• _Your goal_
When you find the word "binding" in a line of the entries, please copy the whole line.
Segment Start: Provided information
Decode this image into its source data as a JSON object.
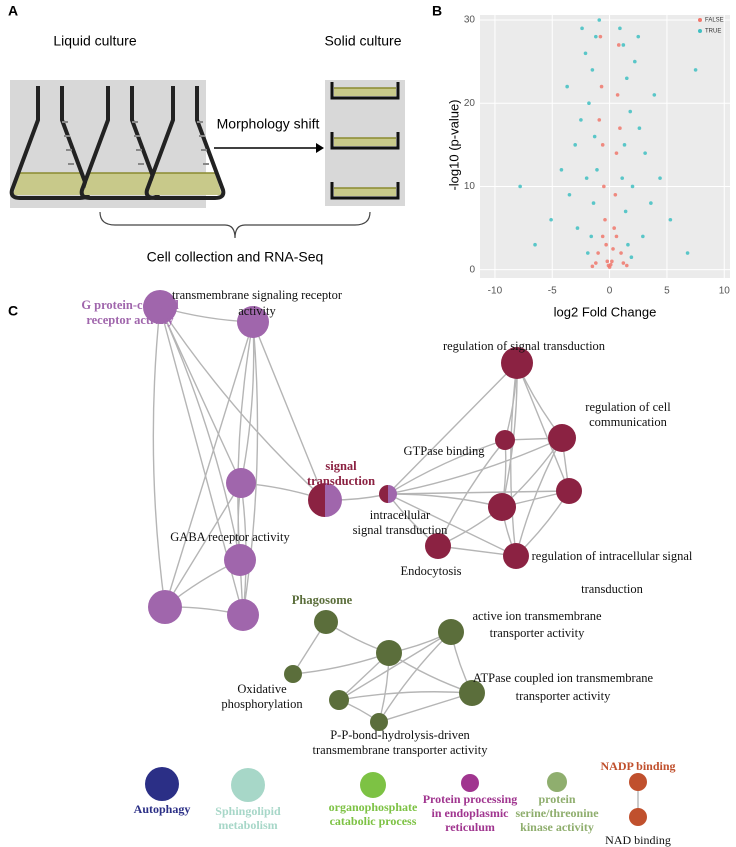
{
  "panel_a": {
    "label": "A",
    "left_caption": "Liquid culture",
    "right_caption": "Solid culture",
    "arrow_label": "Morphology shift",
    "bottom_caption": "Cell collection and RNA-Seq"
  },
  "panel_b_label": "B",
  "chart_data": {
    "type": "scatter",
    "xlabel": "log2 Fold Change",
    "ylabel": "-log10 (p-value)",
    "xlim": [
      -11.3,
      10.5
    ],
    "ylim": [
      -1,
      30.6
    ],
    "xticks": [
      -10,
      -5,
      0,
      5,
      10
    ],
    "yticks": [
      0,
      10,
      20,
      30
    ],
    "grid": true,
    "legend": "top-right",
    "series": [
      {
        "name": "FALSE",
        "color": "#f0786c",
        "x": [
          -0.8,
          -0.7,
          -0.6,
          -0.5,
          -0.4,
          -0.3,
          -0.2,
          0,
          0.2,
          0.3,
          0.4,
          0.5,
          0.6,
          0.7,
          0.8,
          -1.0,
          1.0,
          -1.2,
          1.2,
          -0.1,
          0.1,
          -0.9,
          0.9,
          -1.5,
          1.5,
          -0.6,
          0.6
        ],
        "values": [
          28,
          22,
          15,
          10,
          6,
          3,
          1,
          0.3,
          1,
          2.5,
          5,
          9,
          14,
          21,
          27,
          2,
          2,
          0.8,
          0.8,
          0.5,
          0.6,
          18,
          17,
          0.4,
          0.5,
          4,
          4
        ]
      },
      {
        "name": "TRUE",
        "color": "#3fbfc2",
        "x": [
          -1.2,
          -1.5,
          -2.1,
          -1.8,
          -2.5,
          -3.0,
          -1.3,
          -4.2,
          -3.5,
          -2.0,
          -1.4,
          -5.1,
          -2.8,
          -1.6,
          -6.5,
          -1.9,
          -3.7,
          -0.9,
          -1.1,
          -2.4,
          1.2,
          1.5,
          2.2,
          1.8,
          2.6,
          3.1,
          1.3,
          4.4,
          3.6,
          2.0,
          1.4,
          5.3,
          2.9,
          1.6,
          6.8,
          1.9,
          3.9,
          0.9,
          1.1,
          2.5,
          7.5,
          -7.8
        ],
        "values": [
          28,
          24,
          26,
          20,
          18,
          15,
          16,
          12,
          9,
          11,
          8,
          6,
          5,
          4,
          3,
          2,
          22,
          30,
          12,
          29,
          27,
          23,
          25,
          19,
          17,
          14,
          15,
          11,
          8,
          10,
          7,
          6,
          4,
          3,
          2,
          1.5,
          21,
          29,
          11,
          28,
          24,
          10
        ]
      }
    ]
  },
  "panel_c": {
    "label": "C",
    "terms": [
      {
        "lines": [
          "transmembrane signaling receptor",
          "activity"
        ]
      },
      {
        "lines": [
          "G protein-coupled",
          "receptor activity"
        ]
      },
      {
        "lines": [
          "signal",
          "transduction"
        ]
      },
      {
        "lines": [
          "GTPase binding"
        ]
      },
      {
        "lines": [
          "intracellular",
          "signal transduction"
        ]
      },
      {
        "lines": [
          "GABA receptor activity"
        ]
      },
      {
        "lines": [
          "regulation of signal transduction"
        ]
      },
      {
        "lines": [
          "regulation of cell",
          "communication"
        ]
      },
      {
        "lines": [
          "Endocytosis"
        ]
      },
      {
        "lines": [
          "regulation of intracellular signal",
          "transduction"
        ]
      },
      {
        "lines": [
          "Phagosome"
        ]
      },
      {
        "lines": [
          "active ion transmembrane",
          "transporter activity"
        ]
      },
      {
        "lines": [
          "Oxidative",
          "phosphorylation"
        ]
      },
      {
        "lines": [
          "ATPase coupled ion transmembrane",
          "transporter activity"
        ]
      },
      {
        "lines": [
          "P-P-bond-hydrolysis-driven",
          "transmembrane transporter activity"
        ]
      }
    ],
    "legend": [
      {
        "lines": [
          "Autophagy"
        ]
      },
      {
        "lines": [
          "Sphingolipid",
          "metabolism"
        ]
      },
      {
        "lines": [
          "organophosphate",
          "catabolic process"
        ]
      },
      {
        "lines": [
          "Protein processing",
          "in endoplasmic",
          "reticulum"
        ]
      },
      {
        "lines": [
          "protein",
          "serine/threonine",
          "kinase activity"
        ]
      },
      {
        "lines": [
          "NADP binding"
        ]
      },
      {
        "lines": [
          "NAD binding"
        ]
      }
    ]
  }
}
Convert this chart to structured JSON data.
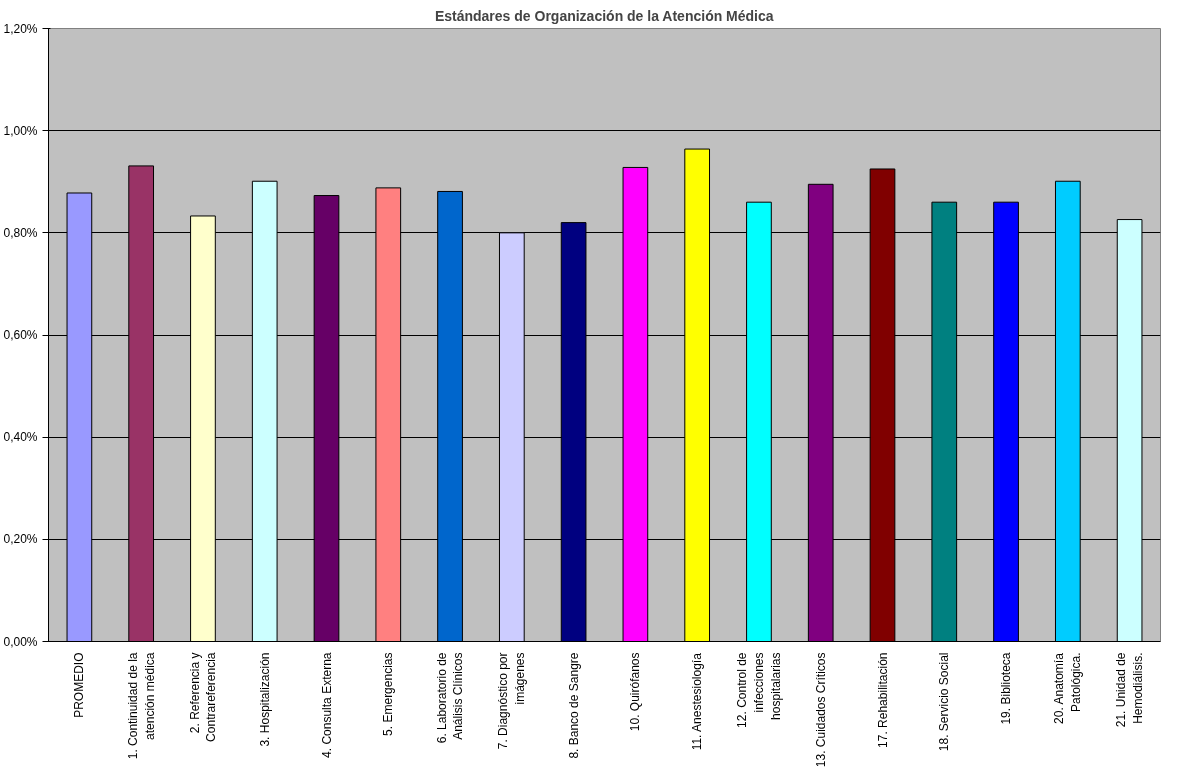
{
  "chart_data": {
    "type": "bar",
    "title": "Estándares de Organización de la Atención Médica",
    "categories": [
      "PROMEDIO",
      "1. Continuidad de la\natención médica",
      "2. Referencia y\nContrareferencia",
      "3. Hospitalización",
      "4. Consulta Externa",
      "5. Emergencias",
      "6. Laboratorio de\nAnálisis Clínicos",
      "7. Diagnóstico por\nimágenes",
      "8. Banco de Sangre",
      "10. Quirófanos",
      "11. Anestesiología",
      "12. Control de\ninfecciones\nhospitalarias",
      "13. Cuidados Críticos",
      "17. Rehabilitación",
      "18. Servicio Social",
      "19. Biblioteca",
      "20. Anatomía\nPatológica.",
      "21. Unidad de\nHemodiálisis."
    ],
    "values": [
      0.878,
      0.931,
      0.833,
      0.901,
      0.873,
      0.888,
      0.881,
      0.8,
      0.82,
      0.928,
      0.964,
      0.86,
      0.895,
      0.925,
      0.86,
      0.86,
      0.901,
      0.826
    ],
    "colors": [
      "#9999ff",
      "#993366",
      "#ffffcc",
      "#ccffff",
      "#660066",
      "#ff8080",
      "#0066cc",
      "#ccccff",
      "#000080",
      "#ff00ff",
      "#ffff00",
      "#00ffff",
      "#800080",
      "#800000",
      "#008080",
      "#0000ff",
      "#00ccff",
      "#ccffff"
    ],
    "ylim": [
      0,
      1.2
    ],
    "yticks": [
      {
        "value": 0,
        "label": "0,00%"
      },
      {
        "value": 0.2,
        "label": "0,20%"
      },
      {
        "value": 0.4,
        "label": "0,40%"
      },
      {
        "value": 0.6,
        "label": "0,60%"
      },
      {
        "value": 0.8,
        "label": "0,80%"
      },
      {
        "value": 1.0,
        "label": "1,00%"
      },
      {
        "value": 1.2,
        "label": "1,20%"
      }
    ],
    "grid": "y"
  }
}
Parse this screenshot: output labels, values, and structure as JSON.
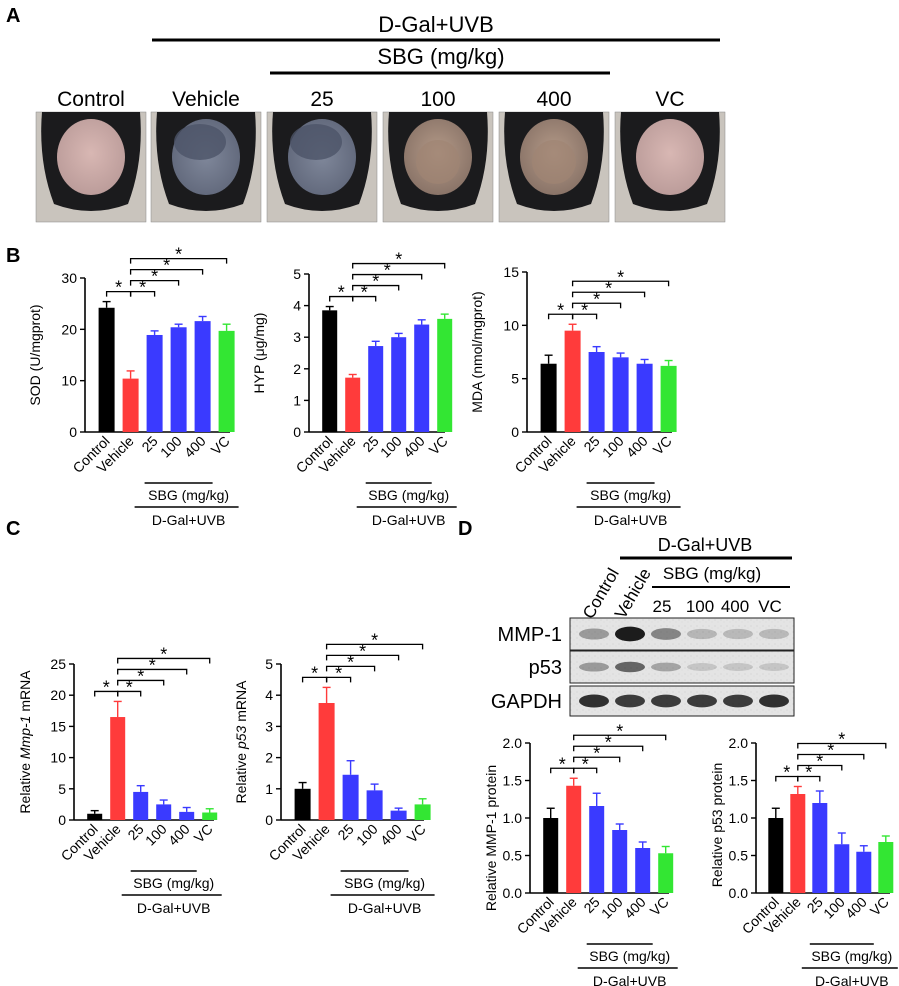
{
  "panels": {
    "A": "A",
    "B": "B",
    "C": "C",
    "D": "D"
  },
  "panel_a": {
    "treatment": "D-Gal+UVB",
    "sbg_header": "SBG (mg/kg)",
    "labels": [
      "Control",
      "Vehicle",
      "25",
      "100",
      "400",
      "VC"
    ]
  },
  "x_groups": {
    "six": [
      "Control",
      "Vehicle",
      "25",
      "100",
      "400",
      "VC"
    ],
    "sbg_label": "SBG (mg/kg)",
    "treatment_label": "D-Gal+UVB"
  },
  "colors": {
    "control": "#000000",
    "vehicle": "#ff3b3b",
    "sbg": "#3a3aff",
    "vc": "#33e633",
    "photo_bg": "#c9c4bd"
  },
  "western": {
    "treatment": "D-Gal+UVB",
    "sbg_header": "SBG (mg/kg)",
    "lanes": [
      "Control",
      "Vehicle",
      "25",
      "100",
      "400",
      "VC"
    ],
    "bands": [
      "MMP-1",
      "p53",
      "GAPDH"
    ]
  },
  "significance_marker": "*",
  "chart_data": [
    {
      "id": "sod",
      "type": "bar",
      "categories": [
        "Control",
        "Vehicle",
        "25",
        "100",
        "400",
        "VC"
      ],
      "values": [
        24.2,
        10.4,
        18.9,
        20.4,
        21.6,
        19.7
      ],
      "errors": [
        1.2,
        1.5,
        0.8,
        0.6,
        0.9,
        1.3
      ],
      "ylabel": "SOD (U/mgprot)",
      "ylim": [
        0,
        30
      ],
      "yticks": [
        "0",
        "10",
        "20",
        "30"
      ],
      "sig_brackets": [
        [
          0,
          1
        ],
        [
          1,
          2
        ],
        [
          1,
          3
        ],
        [
          1,
          4
        ],
        [
          1,
          5
        ]
      ]
    },
    {
      "id": "hyp",
      "type": "bar",
      "categories": [
        "Control",
        "Vehicle",
        "25",
        "100",
        "400",
        "VC"
      ],
      "values": [
        3.85,
        1.72,
        2.72,
        3.0,
        3.4,
        3.58
      ],
      "errors": [
        0.12,
        0.1,
        0.15,
        0.12,
        0.15,
        0.15
      ],
      "ylabel": "HYP (μg/mg)",
      "ylim": [
        0,
        5
      ],
      "yticks": [
        "0",
        "1",
        "2",
        "3",
        "4",
        "5"
      ],
      "sig_brackets": [
        [
          0,
          1
        ],
        [
          1,
          2
        ],
        [
          1,
          3
        ],
        [
          1,
          4
        ],
        [
          1,
          5
        ]
      ]
    },
    {
      "id": "mda",
      "type": "bar",
      "categories": [
        "Control",
        "Vehicle",
        "25",
        "100",
        "400",
        "VC"
      ],
      "values": [
        6.4,
        9.5,
        7.5,
        7.0,
        6.4,
        6.2
      ],
      "errors": [
        0.8,
        0.6,
        0.5,
        0.4,
        0.4,
        0.5
      ],
      "ylabel": "MDA (nmol/mgprot)",
      "ylim": [
        0,
        15
      ],
      "yticks": [
        "0",
        "5",
        "10",
        "15"
      ],
      "sig_brackets": [
        [
          0,
          1
        ],
        [
          1,
          2
        ],
        [
          1,
          3
        ],
        [
          1,
          4
        ],
        [
          1,
          5
        ]
      ]
    },
    {
      "id": "mmp1_mrna",
      "type": "bar",
      "categories": [
        "Control",
        "Vehicle",
        "25",
        "100",
        "400",
        "VC"
      ],
      "values": [
        1.0,
        16.5,
        4.5,
        2.5,
        1.3,
        1.2
      ],
      "errors": [
        0.5,
        2.5,
        1.0,
        0.7,
        0.7,
        0.6
      ],
      "ylabel_parts": [
        "Relative ",
        "Mmp-1",
        " mRNA"
      ],
      "ylim": [
        0,
        25
      ],
      "yticks": [
        "0",
        "5",
        "10",
        "15",
        "20",
        "25"
      ],
      "sig_brackets": [
        [
          0,
          1
        ],
        [
          1,
          2
        ],
        [
          1,
          3
        ],
        [
          1,
          4
        ],
        [
          1,
          5
        ]
      ]
    },
    {
      "id": "p53_mrna",
      "type": "bar",
      "categories": [
        "Control",
        "Vehicle",
        "25",
        "100",
        "400",
        "VC"
      ],
      "values": [
        1.0,
        3.75,
        1.45,
        0.95,
        0.3,
        0.5
      ],
      "errors": [
        0.2,
        0.5,
        0.45,
        0.2,
        0.08,
        0.18
      ],
      "ylabel_parts": [
        "Relative ",
        "p53",
        " mRNA"
      ],
      "ylim": [
        0,
        5
      ],
      "yticks": [
        "0",
        "1",
        "2",
        "3",
        "4",
        "5"
      ],
      "sig_brackets": [
        [
          0,
          1
        ],
        [
          1,
          2
        ],
        [
          1,
          3
        ],
        [
          1,
          4
        ],
        [
          1,
          5
        ]
      ]
    },
    {
      "id": "mmp1_protein",
      "type": "bar",
      "categories": [
        "Control",
        "Vehicle",
        "25",
        "100",
        "400",
        "VC"
      ],
      "values": [
        1.0,
        1.43,
        1.16,
        0.84,
        0.6,
        0.53
      ],
      "errors": [
        0.13,
        0.1,
        0.17,
        0.08,
        0.08,
        0.09
      ],
      "ylabel": "Relative  MMP-1 protein",
      "ylim": [
        0,
        2.0
      ],
      "yticks": [
        "0.0",
        "0.5",
        "1.0",
        "1.5",
        "2.0"
      ],
      "sig_brackets": [
        [
          0,
          1
        ],
        [
          1,
          2
        ],
        [
          1,
          3
        ],
        [
          1,
          4
        ],
        [
          1,
          5
        ]
      ]
    },
    {
      "id": "p53_protein",
      "type": "bar",
      "categories": [
        "Control",
        "Vehicle",
        "25",
        "100",
        "400",
        "VC"
      ],
      "values": [
        1.0,
        1.32,
        1.2,
        0.65,
        0.55,
        0.68
      ],
      "errors": [
        0.13,
        0.1,
        0.16,
        0.15,
        0.08,
        0.08
      ],
      "ylabel": "Relative  p53 protein",
      "ylim": [
        0,
        2.0
      ],
      "yticks": [
        "0.0",
        "0.5",
        "1.0",
        "1.5",
        "2.0"
      ],
      "sig_brackets": [
        [
          0,
          1
        ],
        [
          1,
          2
        ],
        [
          1,
          3
        ],
        [
          1,
          4
        ],
        [
          1,
          5
        ]
      ]
    }
  ]
}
Segment End: Provided information
• _Task response_
          "GTPase binding"
          "NADP binding"
          "NAD binding"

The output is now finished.